→ What you should do
For each line in the data below that holds "Graduate", return a copy.

[Saved entries]
++++++

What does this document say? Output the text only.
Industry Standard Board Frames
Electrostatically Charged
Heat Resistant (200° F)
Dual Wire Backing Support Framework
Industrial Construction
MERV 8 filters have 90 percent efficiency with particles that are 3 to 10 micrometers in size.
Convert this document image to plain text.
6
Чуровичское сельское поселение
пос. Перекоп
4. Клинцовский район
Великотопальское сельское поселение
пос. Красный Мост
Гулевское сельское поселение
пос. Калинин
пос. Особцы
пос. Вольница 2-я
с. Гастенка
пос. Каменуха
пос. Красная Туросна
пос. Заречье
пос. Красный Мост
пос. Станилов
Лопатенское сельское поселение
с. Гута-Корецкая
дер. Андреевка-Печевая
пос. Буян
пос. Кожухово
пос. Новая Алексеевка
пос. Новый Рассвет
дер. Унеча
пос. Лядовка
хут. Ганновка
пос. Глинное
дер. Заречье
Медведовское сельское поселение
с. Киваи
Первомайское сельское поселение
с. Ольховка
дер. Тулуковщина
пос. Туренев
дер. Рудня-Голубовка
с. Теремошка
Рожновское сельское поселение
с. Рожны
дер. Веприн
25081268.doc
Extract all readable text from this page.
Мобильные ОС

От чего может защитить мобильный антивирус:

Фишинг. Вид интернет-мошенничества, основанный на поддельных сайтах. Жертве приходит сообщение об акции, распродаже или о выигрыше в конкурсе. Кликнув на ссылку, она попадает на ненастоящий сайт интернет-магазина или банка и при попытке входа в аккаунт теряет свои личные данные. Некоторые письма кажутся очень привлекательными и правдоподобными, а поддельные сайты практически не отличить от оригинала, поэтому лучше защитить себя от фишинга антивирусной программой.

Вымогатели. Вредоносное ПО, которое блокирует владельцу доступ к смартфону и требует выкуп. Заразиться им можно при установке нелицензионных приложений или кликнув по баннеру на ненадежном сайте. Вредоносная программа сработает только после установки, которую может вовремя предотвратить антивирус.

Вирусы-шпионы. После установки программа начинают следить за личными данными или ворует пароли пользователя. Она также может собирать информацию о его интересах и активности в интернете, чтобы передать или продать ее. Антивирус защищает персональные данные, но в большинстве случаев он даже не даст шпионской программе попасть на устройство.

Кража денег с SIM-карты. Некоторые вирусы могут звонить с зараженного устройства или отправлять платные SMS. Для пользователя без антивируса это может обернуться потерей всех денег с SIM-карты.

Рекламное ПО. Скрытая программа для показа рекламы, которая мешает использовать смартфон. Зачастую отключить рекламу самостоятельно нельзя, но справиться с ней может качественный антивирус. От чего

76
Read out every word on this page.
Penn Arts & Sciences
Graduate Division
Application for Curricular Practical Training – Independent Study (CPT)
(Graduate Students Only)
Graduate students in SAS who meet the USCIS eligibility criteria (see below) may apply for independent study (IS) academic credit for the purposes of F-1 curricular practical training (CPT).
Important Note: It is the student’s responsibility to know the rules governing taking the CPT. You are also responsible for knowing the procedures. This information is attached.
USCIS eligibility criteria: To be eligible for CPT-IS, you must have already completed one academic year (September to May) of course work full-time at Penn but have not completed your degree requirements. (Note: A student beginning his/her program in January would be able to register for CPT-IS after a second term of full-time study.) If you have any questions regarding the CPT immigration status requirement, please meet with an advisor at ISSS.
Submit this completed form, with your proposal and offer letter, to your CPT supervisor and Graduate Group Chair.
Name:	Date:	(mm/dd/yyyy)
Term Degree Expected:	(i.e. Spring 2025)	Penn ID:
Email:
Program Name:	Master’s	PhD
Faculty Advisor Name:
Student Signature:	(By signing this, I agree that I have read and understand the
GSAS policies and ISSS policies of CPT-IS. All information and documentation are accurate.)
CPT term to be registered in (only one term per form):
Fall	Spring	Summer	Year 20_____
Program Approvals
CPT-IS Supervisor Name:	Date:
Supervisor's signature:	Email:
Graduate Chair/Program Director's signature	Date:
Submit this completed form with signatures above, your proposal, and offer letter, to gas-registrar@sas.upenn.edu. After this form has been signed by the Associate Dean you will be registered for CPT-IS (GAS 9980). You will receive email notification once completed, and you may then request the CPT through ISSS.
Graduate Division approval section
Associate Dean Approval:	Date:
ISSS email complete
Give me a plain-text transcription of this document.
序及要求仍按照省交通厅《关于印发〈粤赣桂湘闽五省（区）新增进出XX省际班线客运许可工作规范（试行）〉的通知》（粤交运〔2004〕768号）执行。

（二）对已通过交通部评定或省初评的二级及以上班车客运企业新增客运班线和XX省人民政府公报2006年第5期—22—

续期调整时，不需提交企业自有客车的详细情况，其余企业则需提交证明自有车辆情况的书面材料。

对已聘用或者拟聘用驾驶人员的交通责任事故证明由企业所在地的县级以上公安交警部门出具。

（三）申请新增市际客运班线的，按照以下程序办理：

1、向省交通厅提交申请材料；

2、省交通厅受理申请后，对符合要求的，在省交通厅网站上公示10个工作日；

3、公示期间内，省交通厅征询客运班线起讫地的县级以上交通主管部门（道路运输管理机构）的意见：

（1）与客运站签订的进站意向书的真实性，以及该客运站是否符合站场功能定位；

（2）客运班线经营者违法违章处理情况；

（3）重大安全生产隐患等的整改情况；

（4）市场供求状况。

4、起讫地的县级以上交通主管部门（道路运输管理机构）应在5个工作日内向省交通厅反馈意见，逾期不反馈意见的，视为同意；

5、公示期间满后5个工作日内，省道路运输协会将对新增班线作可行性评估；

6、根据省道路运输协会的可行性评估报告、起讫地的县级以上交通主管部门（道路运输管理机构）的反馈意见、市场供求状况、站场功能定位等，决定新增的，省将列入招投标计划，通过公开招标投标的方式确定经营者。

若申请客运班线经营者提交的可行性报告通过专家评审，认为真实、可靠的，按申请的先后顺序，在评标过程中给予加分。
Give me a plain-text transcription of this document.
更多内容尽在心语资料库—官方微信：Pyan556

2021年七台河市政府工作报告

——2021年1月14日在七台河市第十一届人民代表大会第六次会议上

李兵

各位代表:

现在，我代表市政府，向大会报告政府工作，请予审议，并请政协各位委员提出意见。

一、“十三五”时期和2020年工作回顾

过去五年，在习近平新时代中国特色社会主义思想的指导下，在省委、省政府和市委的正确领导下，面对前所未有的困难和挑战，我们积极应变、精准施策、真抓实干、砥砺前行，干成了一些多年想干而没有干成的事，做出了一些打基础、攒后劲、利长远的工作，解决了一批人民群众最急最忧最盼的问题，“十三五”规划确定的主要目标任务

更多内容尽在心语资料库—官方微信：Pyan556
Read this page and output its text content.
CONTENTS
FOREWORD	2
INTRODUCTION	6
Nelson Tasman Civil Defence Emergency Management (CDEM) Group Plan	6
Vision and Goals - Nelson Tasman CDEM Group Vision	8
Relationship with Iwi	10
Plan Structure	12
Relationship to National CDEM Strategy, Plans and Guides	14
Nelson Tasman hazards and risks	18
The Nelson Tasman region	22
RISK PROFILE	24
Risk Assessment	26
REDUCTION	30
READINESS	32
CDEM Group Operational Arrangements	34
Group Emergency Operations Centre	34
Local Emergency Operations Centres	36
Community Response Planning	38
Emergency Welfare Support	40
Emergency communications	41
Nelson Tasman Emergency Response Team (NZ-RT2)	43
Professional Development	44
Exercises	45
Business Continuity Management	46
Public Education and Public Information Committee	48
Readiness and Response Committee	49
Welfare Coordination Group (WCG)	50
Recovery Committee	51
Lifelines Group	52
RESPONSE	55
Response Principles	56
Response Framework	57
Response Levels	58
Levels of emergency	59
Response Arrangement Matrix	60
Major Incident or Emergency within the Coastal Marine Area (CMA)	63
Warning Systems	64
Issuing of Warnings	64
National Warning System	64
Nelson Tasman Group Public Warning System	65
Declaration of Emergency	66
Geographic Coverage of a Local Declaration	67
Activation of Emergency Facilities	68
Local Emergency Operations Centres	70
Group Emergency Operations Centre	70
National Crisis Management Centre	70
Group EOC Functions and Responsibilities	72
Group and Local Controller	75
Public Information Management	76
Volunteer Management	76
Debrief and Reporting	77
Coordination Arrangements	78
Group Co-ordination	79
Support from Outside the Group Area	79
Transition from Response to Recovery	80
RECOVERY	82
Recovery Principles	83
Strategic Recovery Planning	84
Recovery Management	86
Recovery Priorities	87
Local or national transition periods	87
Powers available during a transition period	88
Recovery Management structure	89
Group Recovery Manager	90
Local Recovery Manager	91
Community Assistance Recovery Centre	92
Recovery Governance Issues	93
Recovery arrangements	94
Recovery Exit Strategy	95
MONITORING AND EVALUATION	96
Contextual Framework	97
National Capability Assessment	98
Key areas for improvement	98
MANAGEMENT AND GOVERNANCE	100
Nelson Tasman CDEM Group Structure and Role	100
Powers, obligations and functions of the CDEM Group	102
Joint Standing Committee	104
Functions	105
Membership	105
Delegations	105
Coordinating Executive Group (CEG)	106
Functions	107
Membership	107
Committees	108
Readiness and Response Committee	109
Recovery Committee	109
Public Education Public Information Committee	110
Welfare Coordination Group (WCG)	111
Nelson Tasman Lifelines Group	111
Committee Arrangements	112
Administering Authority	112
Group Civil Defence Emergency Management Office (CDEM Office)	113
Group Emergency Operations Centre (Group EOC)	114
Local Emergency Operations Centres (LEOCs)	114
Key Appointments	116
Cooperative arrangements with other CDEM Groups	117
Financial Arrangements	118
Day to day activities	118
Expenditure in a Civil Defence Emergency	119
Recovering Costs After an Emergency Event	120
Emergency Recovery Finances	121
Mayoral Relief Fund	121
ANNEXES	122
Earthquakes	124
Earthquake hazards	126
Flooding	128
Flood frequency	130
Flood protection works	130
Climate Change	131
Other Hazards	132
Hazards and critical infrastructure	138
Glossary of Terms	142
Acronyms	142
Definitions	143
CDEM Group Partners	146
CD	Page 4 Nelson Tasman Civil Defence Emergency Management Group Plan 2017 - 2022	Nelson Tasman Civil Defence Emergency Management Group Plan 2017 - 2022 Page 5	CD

++++++

→ Completed task
Graduate Division
(Graduate Students Only)
Graduate students in SAS who meet the USCIS eligibility criteria (see below) may apply for independent study (IS) academic credit for the purposes of F-1 curricular practical training (CPT).
Submit this completed form, with your proposal and offer letter, to your CPT supervisor and Graduate Group Chair.
Graduate Chair/Program Director's signature	Date:
Graduate Division approval section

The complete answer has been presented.